Na ocasião, Luciana Pivato, advogada popular e coordenadora do Tribunal, disse que “é uma ideia ousada, queremos também discutir com um campo mais amplo da sociedade e escutá-la para produzirmos insumos sobre qual Justiça queremos para o país”.
Uma das debatedoras da atividade de lançamento do Tribunal, a jurista e ex-Procuradora Federal Deborah Duprat acredita que “se considerarmos todos os campos – indígena, sobre violência de gênero, criança e adolescente, população LGBTQI – temos uma justiça mais pulsante pós-década de 198”.
Vale ressaltar que esta pujança é resultante da atuação de movimentos sociais que, nos últimos anos, têm colocado as desigualdades estruturais do Sistema de Justiça no centro do debate público. Antes, lembrou Deborah, “tivemos um sistema de justiça que homologou injustiças, controlou corpos e os tornou invisíveis”.

══════

**TAREFA A**
Resuma o texto fornecido em duas frases.
**TAREFA B**
Diga se cada afirmação concorda com o texto fornecido, respondendo sim ou não e citando as palavras do texto que decidem a questão.
(i) Luciana Pivato é coordenadora do Tribunal.
(ii) Deborah Duprat ainda ocupa o cargo de Procuradora Federal.
(iii) Movimentos sociais têm levado as desigualdades estruturais do Sistema de Justiça ao centro do debate público.
**TAREFA C**
Segundo o texto fornecido, qual foi o papel de Deborah Duprat na atividade de lançamento do Tribunal?

**MATERIAL APRESENTADO**

══════

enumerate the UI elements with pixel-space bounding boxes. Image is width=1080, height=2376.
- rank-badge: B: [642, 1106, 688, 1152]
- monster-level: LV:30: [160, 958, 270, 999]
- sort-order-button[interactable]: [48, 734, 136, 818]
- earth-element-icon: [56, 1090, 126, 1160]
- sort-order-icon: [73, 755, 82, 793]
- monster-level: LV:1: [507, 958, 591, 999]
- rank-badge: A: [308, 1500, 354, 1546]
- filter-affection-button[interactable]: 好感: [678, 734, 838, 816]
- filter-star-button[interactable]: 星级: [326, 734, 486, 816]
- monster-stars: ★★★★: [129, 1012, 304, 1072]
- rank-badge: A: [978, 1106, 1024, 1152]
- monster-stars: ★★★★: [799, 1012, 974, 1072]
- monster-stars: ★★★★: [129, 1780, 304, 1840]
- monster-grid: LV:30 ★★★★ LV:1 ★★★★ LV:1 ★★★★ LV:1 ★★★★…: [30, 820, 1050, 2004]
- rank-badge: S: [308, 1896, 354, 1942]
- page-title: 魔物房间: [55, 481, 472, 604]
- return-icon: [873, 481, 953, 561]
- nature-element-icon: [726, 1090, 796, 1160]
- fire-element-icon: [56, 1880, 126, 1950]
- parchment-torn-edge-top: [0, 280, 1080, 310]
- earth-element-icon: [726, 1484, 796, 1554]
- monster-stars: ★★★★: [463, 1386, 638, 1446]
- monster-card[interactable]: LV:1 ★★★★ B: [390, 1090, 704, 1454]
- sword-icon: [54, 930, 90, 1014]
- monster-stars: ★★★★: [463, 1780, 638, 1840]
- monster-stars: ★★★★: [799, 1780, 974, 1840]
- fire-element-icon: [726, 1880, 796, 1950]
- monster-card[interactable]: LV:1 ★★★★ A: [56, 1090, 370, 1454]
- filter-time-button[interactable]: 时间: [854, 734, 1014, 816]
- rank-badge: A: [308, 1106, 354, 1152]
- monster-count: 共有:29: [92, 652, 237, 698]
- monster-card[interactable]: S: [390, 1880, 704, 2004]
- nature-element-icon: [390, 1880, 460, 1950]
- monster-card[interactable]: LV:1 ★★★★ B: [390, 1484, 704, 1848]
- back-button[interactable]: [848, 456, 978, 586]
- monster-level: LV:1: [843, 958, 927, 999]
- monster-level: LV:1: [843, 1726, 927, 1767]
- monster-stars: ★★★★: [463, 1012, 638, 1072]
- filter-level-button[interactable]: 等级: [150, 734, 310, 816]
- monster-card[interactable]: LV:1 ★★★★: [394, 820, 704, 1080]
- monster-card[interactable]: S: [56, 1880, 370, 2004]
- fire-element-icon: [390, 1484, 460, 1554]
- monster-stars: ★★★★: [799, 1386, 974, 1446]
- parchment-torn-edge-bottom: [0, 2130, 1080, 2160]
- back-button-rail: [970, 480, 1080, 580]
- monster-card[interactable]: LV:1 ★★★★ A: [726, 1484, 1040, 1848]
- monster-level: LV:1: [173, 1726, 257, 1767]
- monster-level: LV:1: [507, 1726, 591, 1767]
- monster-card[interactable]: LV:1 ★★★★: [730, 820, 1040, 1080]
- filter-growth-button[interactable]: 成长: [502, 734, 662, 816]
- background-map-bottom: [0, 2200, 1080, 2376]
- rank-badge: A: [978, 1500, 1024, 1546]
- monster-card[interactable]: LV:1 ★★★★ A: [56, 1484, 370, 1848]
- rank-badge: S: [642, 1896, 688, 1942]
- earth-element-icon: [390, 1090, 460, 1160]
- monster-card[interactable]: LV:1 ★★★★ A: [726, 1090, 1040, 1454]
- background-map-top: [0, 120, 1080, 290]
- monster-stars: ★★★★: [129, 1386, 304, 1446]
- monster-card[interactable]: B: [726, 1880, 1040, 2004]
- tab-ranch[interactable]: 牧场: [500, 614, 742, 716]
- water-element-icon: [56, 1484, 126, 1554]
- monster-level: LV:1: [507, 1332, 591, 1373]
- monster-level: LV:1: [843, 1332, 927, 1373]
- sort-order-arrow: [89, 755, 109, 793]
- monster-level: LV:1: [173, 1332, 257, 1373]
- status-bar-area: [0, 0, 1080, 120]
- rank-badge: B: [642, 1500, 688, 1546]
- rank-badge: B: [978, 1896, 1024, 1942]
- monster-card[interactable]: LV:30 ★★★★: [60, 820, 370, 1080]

══════

**SOLUÇÃO DO EXERCÍCIO A**
Luciana Pivato, advogada popular e coordenadora do Tribunal, disse que se trata de uma ideia ousada e que se quer escutar um campo mais amplo da sociedade para produzir insumos sobre qual Justiça se deseja para o país. Deborah Duprat, jurista e ex-Procuradora Federal, avalia que a justiça se tornou mais pulsante em campos como o indígena e o da violência de gênero, pujança que o texto atribui à atuação de movimentos sociais, e lembra que antes o sistema de justiça homologou injustiças, controlou corpos e os tornou invisíveis.

**SOLUÇÃO DO EXERCÍCIO B**
(i) Sim: "Luciana Pivato, advogada popular e coordenadora do Tribunal".
(ii) Não: "a jurista e ex-Procuradora Federal Deborah Duprat".
(iii) Sim: "têm colocado as desigualdades estruturais do Sistema de Justiça no centro do debate público".

**SOLUÇÃO DO EXERCÍCIO C**
Ela foi uma das debatedoras.